- [PROVIDED RECORDS]:

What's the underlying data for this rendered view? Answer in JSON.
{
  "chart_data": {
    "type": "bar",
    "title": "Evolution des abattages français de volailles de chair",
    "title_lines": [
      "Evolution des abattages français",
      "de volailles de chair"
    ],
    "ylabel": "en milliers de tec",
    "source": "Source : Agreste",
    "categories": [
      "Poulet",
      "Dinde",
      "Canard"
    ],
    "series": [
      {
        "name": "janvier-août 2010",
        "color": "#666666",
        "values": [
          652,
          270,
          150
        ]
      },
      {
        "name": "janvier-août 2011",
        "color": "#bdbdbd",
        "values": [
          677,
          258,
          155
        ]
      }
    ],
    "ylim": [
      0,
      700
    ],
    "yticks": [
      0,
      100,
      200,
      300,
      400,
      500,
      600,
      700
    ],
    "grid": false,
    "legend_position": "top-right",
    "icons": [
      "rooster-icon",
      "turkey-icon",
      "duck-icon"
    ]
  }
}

- [WHAT IS ASKED]: Give every line of the material again, exactly as it reads.

- [WORKED ANSWER]:
What's the underlying data for this rendered view? Answer in JSON.
{
  "chart_data": {
    "type": "bar",
    "title": "Evolution des abattages français de volailles de chair",
    "title_lines": [
      "Evolution des abattages français",
      "de volailles de chair"
    ],
    "ylabel": "en milliers de tec",
    "source": "Source : Agreste",
    "categories": [
      "Poulet",
      "Dinde",
      "Canard"
    ],
    "series": [
      {
        "name": "janvier-août 2010",
        "color": "#666666",
        "values": [
          652,
          270,
          150
        ]
      },
      {
        "name": "janvier-août 2011",
        "color": "#bdbdbd",
        "values": [
          677,
          258,
          155
        ]
      }
    ],
    "ylim": [
      0,
      700
    ],
    "yticks": [
      0,
      100,
      200,
      300,
      400,
      500,
      600,
      700
    ],
    "grid": false,
    "legend_position": "top-right",
    "icons": [
      "rooster-icon",
      "turkey-icon",
      "duck-icon"
    ]
  }
}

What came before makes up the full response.